Give every line of the data again, unchanged, but with no pictures.

::::::::::

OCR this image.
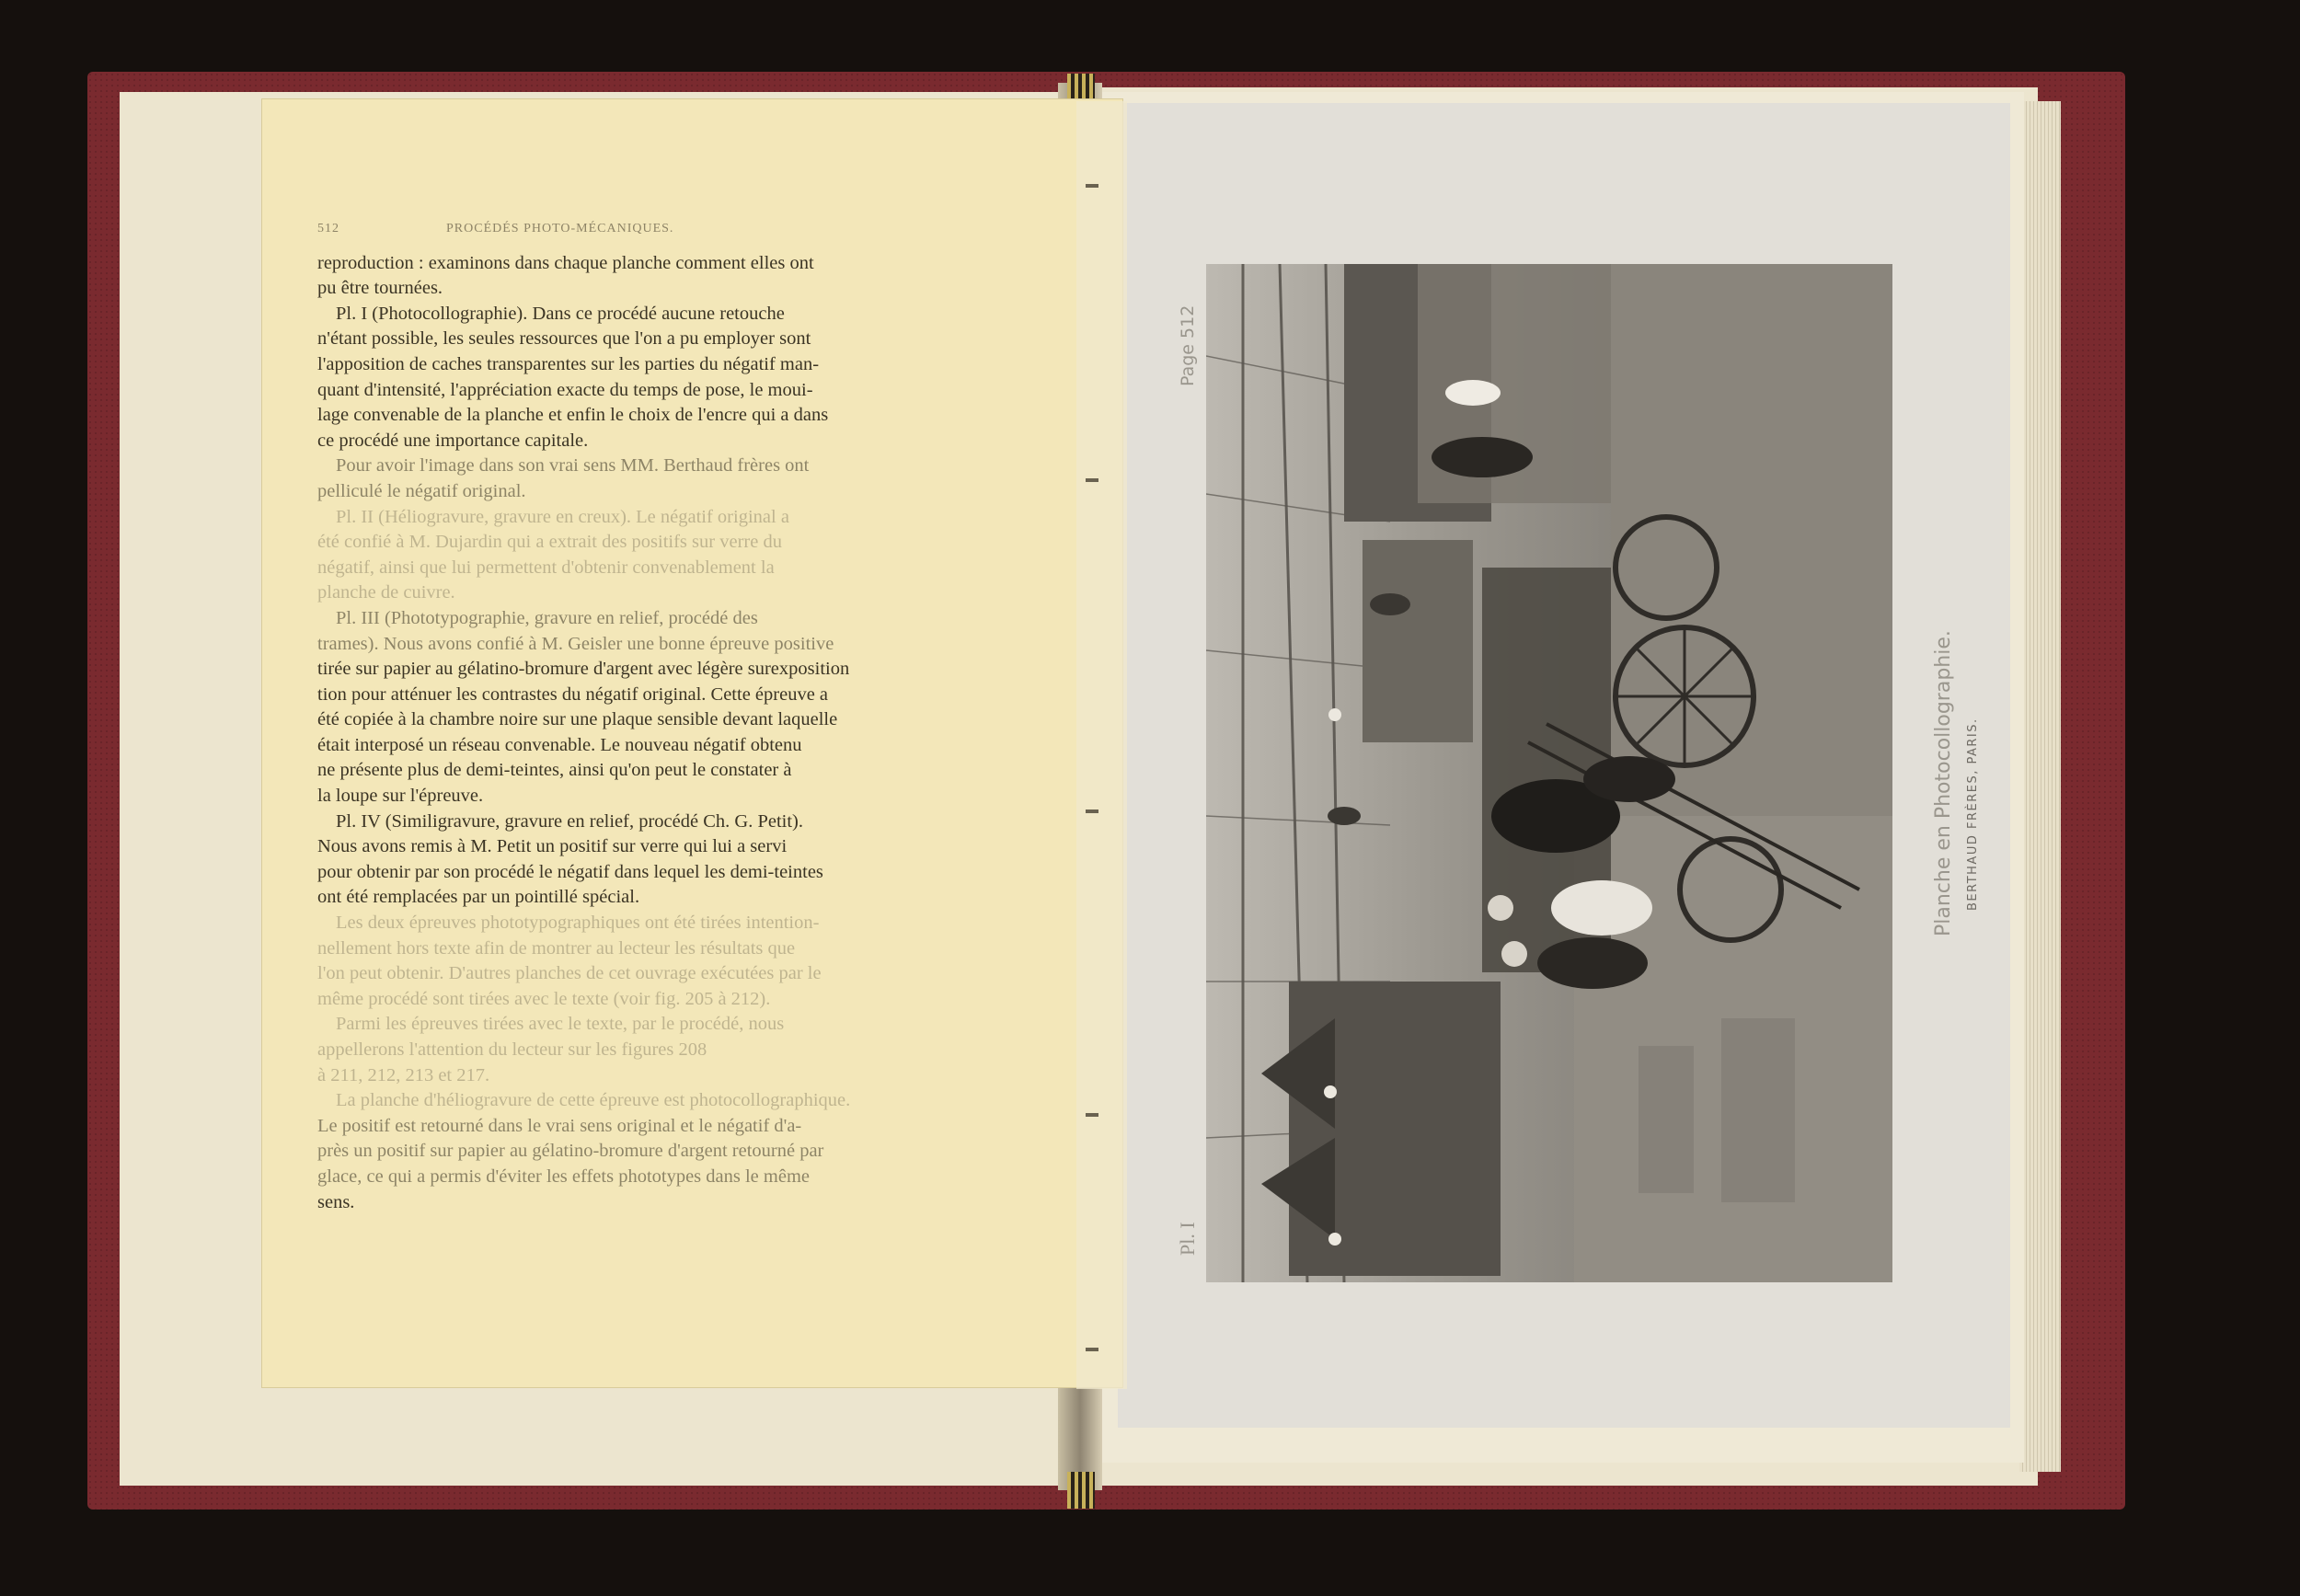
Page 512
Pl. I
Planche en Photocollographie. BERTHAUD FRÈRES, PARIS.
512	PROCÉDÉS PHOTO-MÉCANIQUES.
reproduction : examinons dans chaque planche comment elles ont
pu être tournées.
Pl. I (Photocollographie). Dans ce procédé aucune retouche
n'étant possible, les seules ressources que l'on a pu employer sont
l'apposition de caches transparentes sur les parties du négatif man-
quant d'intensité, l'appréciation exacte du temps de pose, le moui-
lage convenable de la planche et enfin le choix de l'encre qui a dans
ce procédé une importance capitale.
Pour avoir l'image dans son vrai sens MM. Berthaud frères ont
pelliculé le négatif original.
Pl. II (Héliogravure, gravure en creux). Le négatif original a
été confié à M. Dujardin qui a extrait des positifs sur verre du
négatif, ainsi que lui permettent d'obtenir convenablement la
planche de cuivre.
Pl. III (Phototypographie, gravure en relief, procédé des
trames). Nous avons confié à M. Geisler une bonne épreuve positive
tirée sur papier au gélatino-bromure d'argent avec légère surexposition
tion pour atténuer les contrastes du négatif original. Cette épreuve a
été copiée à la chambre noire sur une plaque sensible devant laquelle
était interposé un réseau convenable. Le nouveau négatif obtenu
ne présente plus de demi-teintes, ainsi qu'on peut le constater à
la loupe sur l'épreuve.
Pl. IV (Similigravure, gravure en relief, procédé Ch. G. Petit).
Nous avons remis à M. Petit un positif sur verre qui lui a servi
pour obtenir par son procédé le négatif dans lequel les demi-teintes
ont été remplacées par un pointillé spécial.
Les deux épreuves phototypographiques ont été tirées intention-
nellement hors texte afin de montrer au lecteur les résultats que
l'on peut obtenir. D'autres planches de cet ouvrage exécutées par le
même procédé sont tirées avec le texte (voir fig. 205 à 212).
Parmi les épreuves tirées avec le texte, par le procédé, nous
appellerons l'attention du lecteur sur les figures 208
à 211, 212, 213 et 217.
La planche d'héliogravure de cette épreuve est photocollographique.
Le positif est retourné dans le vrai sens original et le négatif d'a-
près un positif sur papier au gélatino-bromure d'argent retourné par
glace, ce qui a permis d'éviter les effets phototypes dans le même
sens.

::::::::::

● **Task answer**:
OCR this image.
Page 512
Pl. I
Planche en Photocollographie. BERTHAUD FRÈRES, PARIS.
512	PROCÉDÉS PHOTO-MÉCANIQUES.
reproduction : examinons dans chaque planche comment elles ont
pu être tournées.
Pl. I (Photocollographie). Dans ce procédé aucune retouche
n'étant possible, les seules ressources que l'on a pu employer sont
l'apposition de caches transparentes sur les parties du négatif man-
quant d'intensité, l'appréciation exacte du temps de pose, le moui-
lage convenable de la planche et enfin le choix de l'encre qui a dans
ce procédé une importance capitale.
Pour avoir l'image dans son vrai sens MM. Berthaud frères ont
pelliculé le négatif original.
Pl. II (Héliogravure, gravure en creux). Le négatif original a
été confié à M. Dujardin qui a extrait des positifs sur verre du
négatif, ainsi que lui permettent d'obtenir convenablement la
planche de cuivre.
Pl. III (Phototypographie, gravure en relief, procédé des
trames). Nous avons confié à M. Geisler une bonne épreuve positive
tirée sur papier au gélatino-bromure d'argent avec légère surexposition
tion pour atténuer les contrastes du négatif original. Cette épreuve a
été copiée à la chambre noire sur une plaque sensible devant laquelle
était interposé un réseau convenable. Le nouveau négatif obtenu
ne présente plus de demi-teintes, ainsi qu'on peut le constater à
la loupe sur l'épreuve.
Pl. IV (Similigravure, gravure en relief, procédé Ch. G. Petit).
Nous avons remis à M. Petit un positif sur verre qui lui a servi
pour obtenir par son procédé le négatif dans lequel les demi-teintes
ont été remplacées par un pointillé spécial.
Les deux épreuves phototypographiques ont été tirées intention-
nellement hors texte afin de montrer au lecteur les résultats que
l'on peut obtenir. D'autres planches de cet ouvrage exécutées par le
même procédé sont tirées avec le texte (voir fig. 205 à 212).
Parmi les épreuves tirées avec le texte, par le procédé, nous
appellerons l'attention du lecteur sur les figures 208
à 211, 212, 213 et 217.
La planche d'héliogravure de cette épreuve est photocollographique.
Le positif est retourné dans le vrai sens original et le négatif d'a-
près un positif sur papier au gélatino-bromure d'argent retourné par
glace, ce qui a permis d'éviter les effets phototypes dans le même
sens.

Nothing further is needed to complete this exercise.